▶ [WHAT TO DO]
Repeat the records below exactly, leaving out any pictures.

▶ [AVAILABLE DATA]

## Start

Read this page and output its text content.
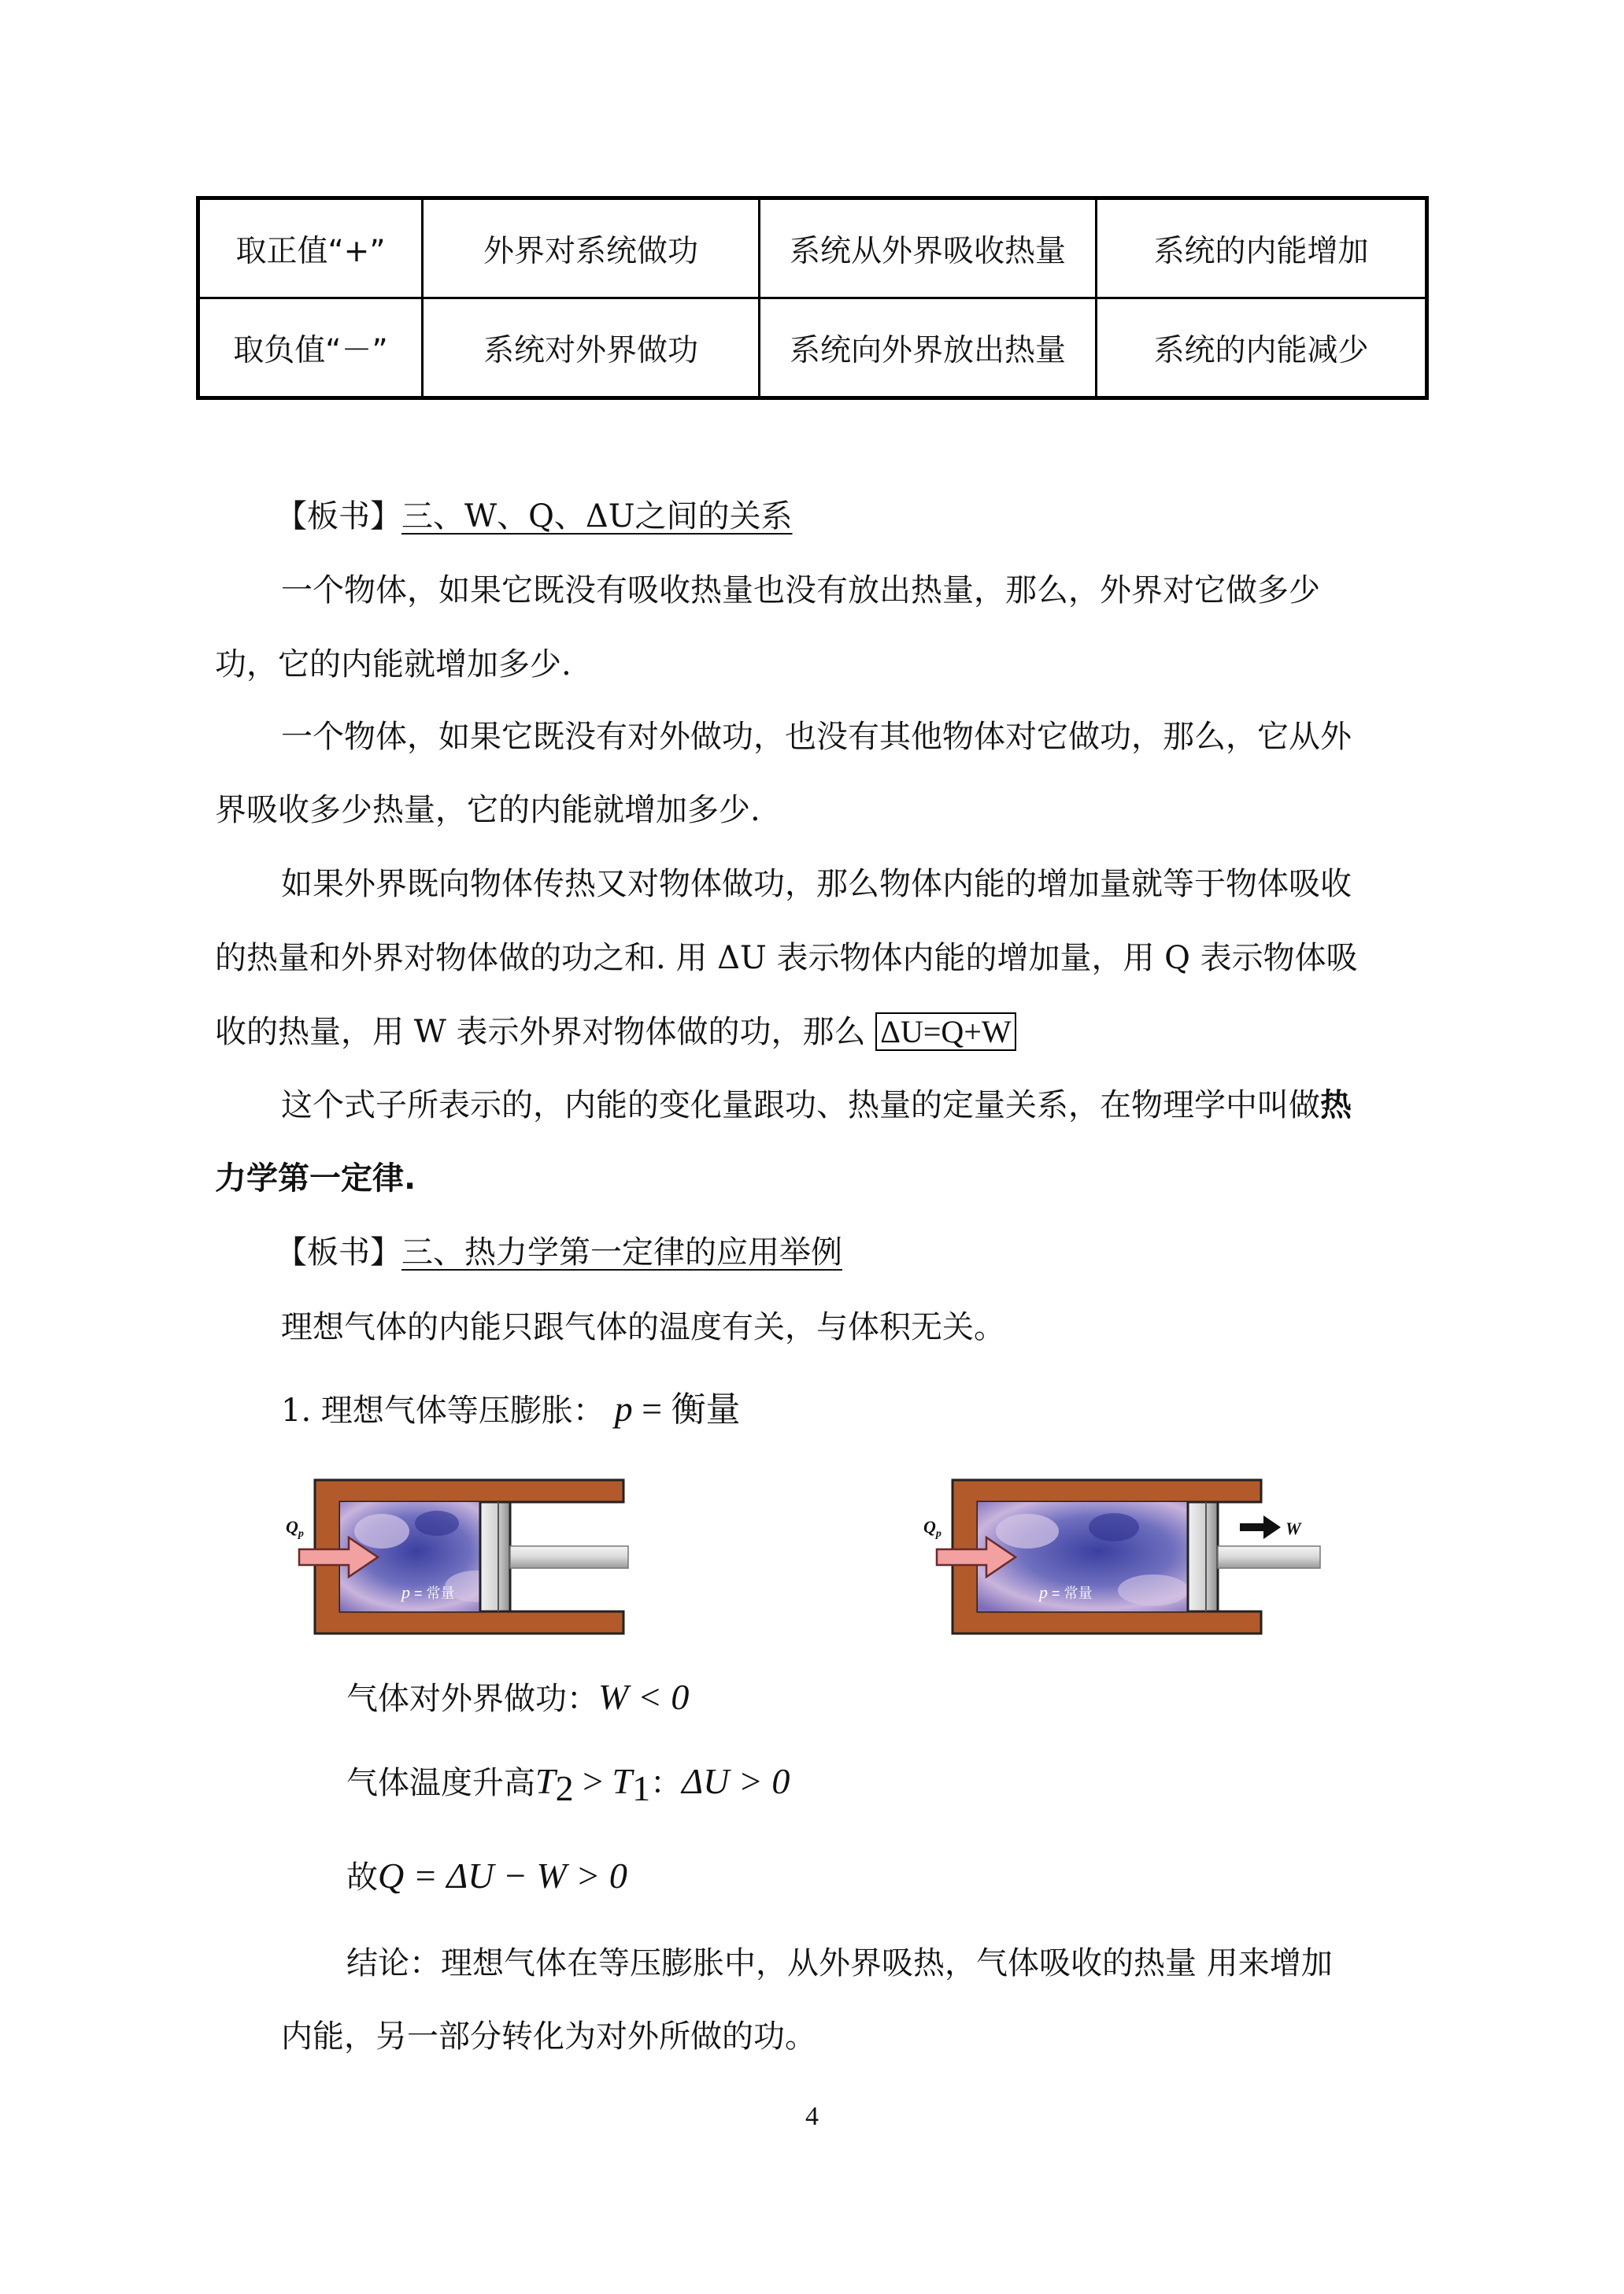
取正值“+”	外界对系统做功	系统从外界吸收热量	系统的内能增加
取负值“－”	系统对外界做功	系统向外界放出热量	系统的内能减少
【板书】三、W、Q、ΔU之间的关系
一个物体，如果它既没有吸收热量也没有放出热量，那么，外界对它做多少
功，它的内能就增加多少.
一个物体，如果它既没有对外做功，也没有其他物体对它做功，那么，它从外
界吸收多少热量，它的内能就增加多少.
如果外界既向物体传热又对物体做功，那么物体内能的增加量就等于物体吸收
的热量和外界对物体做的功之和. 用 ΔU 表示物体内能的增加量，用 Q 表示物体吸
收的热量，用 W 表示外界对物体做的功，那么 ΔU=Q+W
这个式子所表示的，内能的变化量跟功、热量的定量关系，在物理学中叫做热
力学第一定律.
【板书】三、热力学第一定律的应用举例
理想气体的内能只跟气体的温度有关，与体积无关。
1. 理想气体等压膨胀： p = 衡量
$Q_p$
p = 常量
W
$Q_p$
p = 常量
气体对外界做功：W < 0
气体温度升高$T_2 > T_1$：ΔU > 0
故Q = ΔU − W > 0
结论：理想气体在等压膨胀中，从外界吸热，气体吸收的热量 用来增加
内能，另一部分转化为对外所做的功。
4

## End

▶ [EXERCISE ANSWER]
Read this page and output its text content.
取正值“+”	外界对系统做功	系统从外界吸收热量	系统的内能增加
取负值“－”	系统对外界做功	系统向外界放出热量	系统的内能减少
【板书】三、W、Q、ΔU之间的关系
一个物体，如果它既没有吸收热量也没有放出热量，那么，外界对它做多少
功，它的内能就增加多少.
一个物体，如果它既没有对外做功，也没有其他物体对它做功，那么，它从外
界吸收多少热量，它的内能就增加多少.
如果外界既向物体传热又对物体做功，那么物体内能的增加量就等于物体吸收
的热量和外界对物体做的功之和. 用 ΔU 表示物体内能的增加量，用 Q 表示物体吸
收的热量，用 W 表示外界对物体做的功，那么 ΔU=Q+W
这个式子所表示的，内能的变化量跟功、热量的定量关系，在物理学中叫做热
力学第一定律.
【板书】三、热力学第一定律的应用举例
理想气体的内能只跟气体的温度有关，与体积无关。
1. 理想气体等压膨胀： p = 衡量
$Q_p$
p = 常量
W
$Q_p$
p = 常量
气体对外界做功：W < 0
气体温度升高$T_2 > T_1$：ΔU > 0
故Q = ΔU − W > 0
结论：理想气体在等压膨胀中，从外界吸热，气体吸收的热量 用来增加
内能，另一部分转化为对外所做的功。
4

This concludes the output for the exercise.